**Request**
Please give the material below again with every "echo-column" changed to "reflectivity-column" and all else unchanged. Leave the pictures out.

- - - - - - -

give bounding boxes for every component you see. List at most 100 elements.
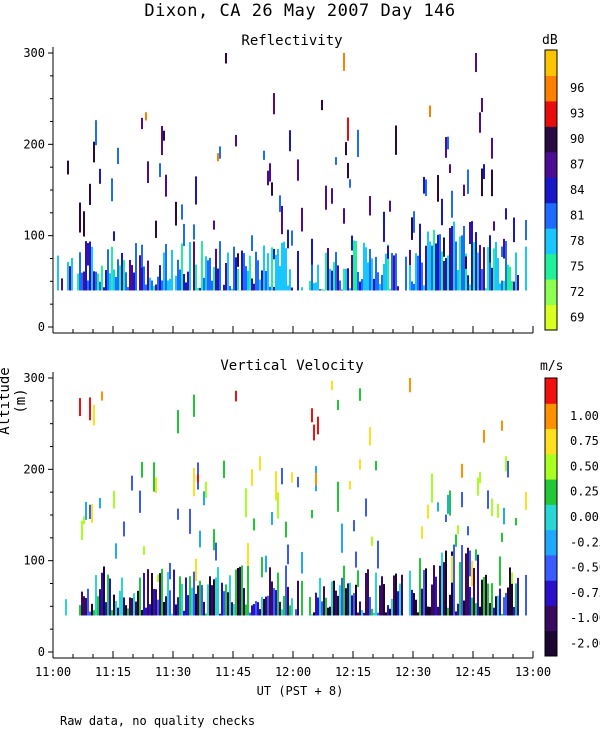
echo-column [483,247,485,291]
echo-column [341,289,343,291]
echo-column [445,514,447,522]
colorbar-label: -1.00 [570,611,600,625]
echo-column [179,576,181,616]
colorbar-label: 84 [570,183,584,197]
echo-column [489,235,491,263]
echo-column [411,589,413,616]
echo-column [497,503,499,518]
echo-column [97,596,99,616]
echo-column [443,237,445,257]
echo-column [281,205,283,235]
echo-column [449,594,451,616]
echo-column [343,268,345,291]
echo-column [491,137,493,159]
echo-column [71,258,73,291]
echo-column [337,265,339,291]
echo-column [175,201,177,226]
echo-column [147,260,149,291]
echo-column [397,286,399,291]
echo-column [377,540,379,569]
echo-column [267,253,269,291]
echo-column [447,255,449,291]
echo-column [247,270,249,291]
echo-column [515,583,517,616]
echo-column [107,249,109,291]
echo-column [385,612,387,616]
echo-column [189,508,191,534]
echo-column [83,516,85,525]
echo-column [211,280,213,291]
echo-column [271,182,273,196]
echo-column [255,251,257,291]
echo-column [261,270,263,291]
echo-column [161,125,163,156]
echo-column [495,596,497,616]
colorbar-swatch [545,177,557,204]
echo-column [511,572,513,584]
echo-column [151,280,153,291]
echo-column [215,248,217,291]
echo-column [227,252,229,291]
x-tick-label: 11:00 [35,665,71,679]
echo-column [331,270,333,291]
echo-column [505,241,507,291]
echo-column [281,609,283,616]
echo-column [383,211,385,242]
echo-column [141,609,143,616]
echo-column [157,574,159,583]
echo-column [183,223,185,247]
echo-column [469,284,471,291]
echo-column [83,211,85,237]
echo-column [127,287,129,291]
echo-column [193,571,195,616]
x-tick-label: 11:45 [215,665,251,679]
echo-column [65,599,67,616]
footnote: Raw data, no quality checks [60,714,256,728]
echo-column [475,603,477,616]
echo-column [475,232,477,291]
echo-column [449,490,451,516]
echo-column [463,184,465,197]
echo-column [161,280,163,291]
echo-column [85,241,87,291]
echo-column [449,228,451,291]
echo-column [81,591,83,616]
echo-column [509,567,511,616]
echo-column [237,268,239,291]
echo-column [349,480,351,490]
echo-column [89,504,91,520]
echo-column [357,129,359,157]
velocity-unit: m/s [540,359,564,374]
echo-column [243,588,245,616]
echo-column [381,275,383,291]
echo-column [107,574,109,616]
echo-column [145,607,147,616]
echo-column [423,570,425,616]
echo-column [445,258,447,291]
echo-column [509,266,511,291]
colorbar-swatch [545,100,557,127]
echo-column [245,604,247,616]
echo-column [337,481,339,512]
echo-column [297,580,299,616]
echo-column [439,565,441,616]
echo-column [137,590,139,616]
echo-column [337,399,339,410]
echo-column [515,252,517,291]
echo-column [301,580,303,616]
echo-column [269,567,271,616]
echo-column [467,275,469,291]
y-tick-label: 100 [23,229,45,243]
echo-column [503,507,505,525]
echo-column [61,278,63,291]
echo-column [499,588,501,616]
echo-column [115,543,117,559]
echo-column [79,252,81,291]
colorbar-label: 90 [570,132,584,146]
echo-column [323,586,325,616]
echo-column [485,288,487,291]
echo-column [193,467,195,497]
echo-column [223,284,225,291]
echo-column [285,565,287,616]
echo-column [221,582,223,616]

- - - - - - -

**Exercise solution**
give bounding boxes for every component you see. List at most 100 elements.
reflectivity-column [483,247,485,291]
reflectivity-column [341,289,343,291]
reflectivity-column [445,514,447,522]
colorbar-label: -1.00 [570,611,600,625]
reflectivity-column [179,576,181,616]
colorbar-label: 84 [570,183,584,197]
reflectivity-column [489,235,491,263]
reflectivity-column [411,589,413,616]
reflectivity-column [497,503,499,518]
reflectivity-column [97,596,99,616]
reflectivity-column [443,237,445,257]
reflectivity-column [281,205,283,235]
reflectivity-column [449,594,451,616]
reflectivity-column [343,268,345,291]
reflectivity-column [491,137,493,159]
reflectivity-column [71,258,73,291]
reflectivity-column [337,265,339,291]
reflectivity-column [175,201,177,226]
reflectivity-column [147,260,149,291]
reflectivity-column [397,286,399,291]
reflectivity-column [377,540,379,569]
reflectivity-column [267,253,269,291]
reflectivity-column [447,255,449,291]
reflectivity-column [247,270,249,291]
reflectivity-column [515,583,517,616]
reflectivity-column [107,249,109,291]
reflectivity-column [385,612,387,616]
reflectivity-column [189,508,191,534]
reflectivity-column [83,516,85,525]
reflectivity-column [211,280,213,291]
reflectivity-column [271,182,273,196]
reflectivity-column [255,251,257,291]
reflectivity-column [261,270,263,291]
reflectivity-column [161,125,163,156]
reflectivity-column [495,596,497,616]
colorbar-swatch [545,177,557,204]
reflectivity-column [511,572,513,584]
reflectivity-column [151,280,153,291]
reflectivity-column [215,248,217,291]
reflectivity-column [227,252,229,291]
x-tick-label: 11:00 [35,665,71,679]
reflectivity-column [331,270,333,291]
reflectivity-column [505,241,507,291]
reflectivity-column [281,609,283,616]
reflectivity-column [383,211,385,242]
reflectivity-column [141,609,143,616]
reflectivity-column [157,574,159,583]
reflectivity-column [183,223,185,247]
reflectivity-column [469,284,471,291]
reflectivity-column [83,211,85,237]
reflectivity-column [127,287,129,291]
reflectivity-column [193,571,195,616]
x-tick-label: 11:45 [215,665,251,679]
reflectivity-column [65,599,67,616]
footnote: Raw data, no quality checks [60,714,256,728]
reflectivity-column [475,603,477,616]
reflectivity-column [475,232,477,291]
reflectivity-column [449,490,451,516]
reflectivity-column [463,184,465,197]
reflectivity-column [161,280,163,291]
reflectivity-column [85,241,87,291]
reflectivity-column [449,228,451,291]
reflectivity-column [81,591,83,616]
reflectivity-column [509,567,511,616]
reflectivity-column [237,268,239,291]
reflectivity-column [349,480,351,490]
reflectivity-column [89,504,91,520]
reflectivity-column [357,129,359,157]
velocity-unit: m/s [540,359,564,374]
reflectivity-column [243,588,245,616]
reflectivity-column [381,275,383,291]
reflectivity-column [107,574,109,616]
reflectivity-column [145,607,147,616]
reflectivity-column [423,570,425,616]
reflectivity-column [445,258,447,291]
reflectivity-column [509,266,511,291]
colorbar-swatch [545,100,557,127]
reflectivity-column [245,604,247,616]
reflectivity-column [337,481,339,512]
reflectivity-column [297,580,299,616]
reflectivity-column [439,565,441,616]
reflectivity-column [137,590,139,616]
reflectivity-column [337,399,339,410]
reflectivity-column [515,252,517,291]
reflectivity-column [301,580,303,616]
reflectivity-column [269,567,271,616]
reflectivity-column [467,275,469,291]
y-tick-label: 100 [23,229,45,243]
reflectivity-column [503,507,505,525]
reflectivity-column [61,278,63,291]
reflectivity-column [499,588,501,616]
reflectivity-column [115,543,117,559]
reflectivity-column [79,252,81,291]
colorbar-label: 90 [570,132,584,146]
reflectivity-column [323,586,325,616]
reflectivity-column [485,288,487,291]
reflectivity-column [193,467,195,497]
reflectivity-column [223,284,225,291]
reflectivity-column [285,565,287,616]
reflectivity-column [221,582,223,616]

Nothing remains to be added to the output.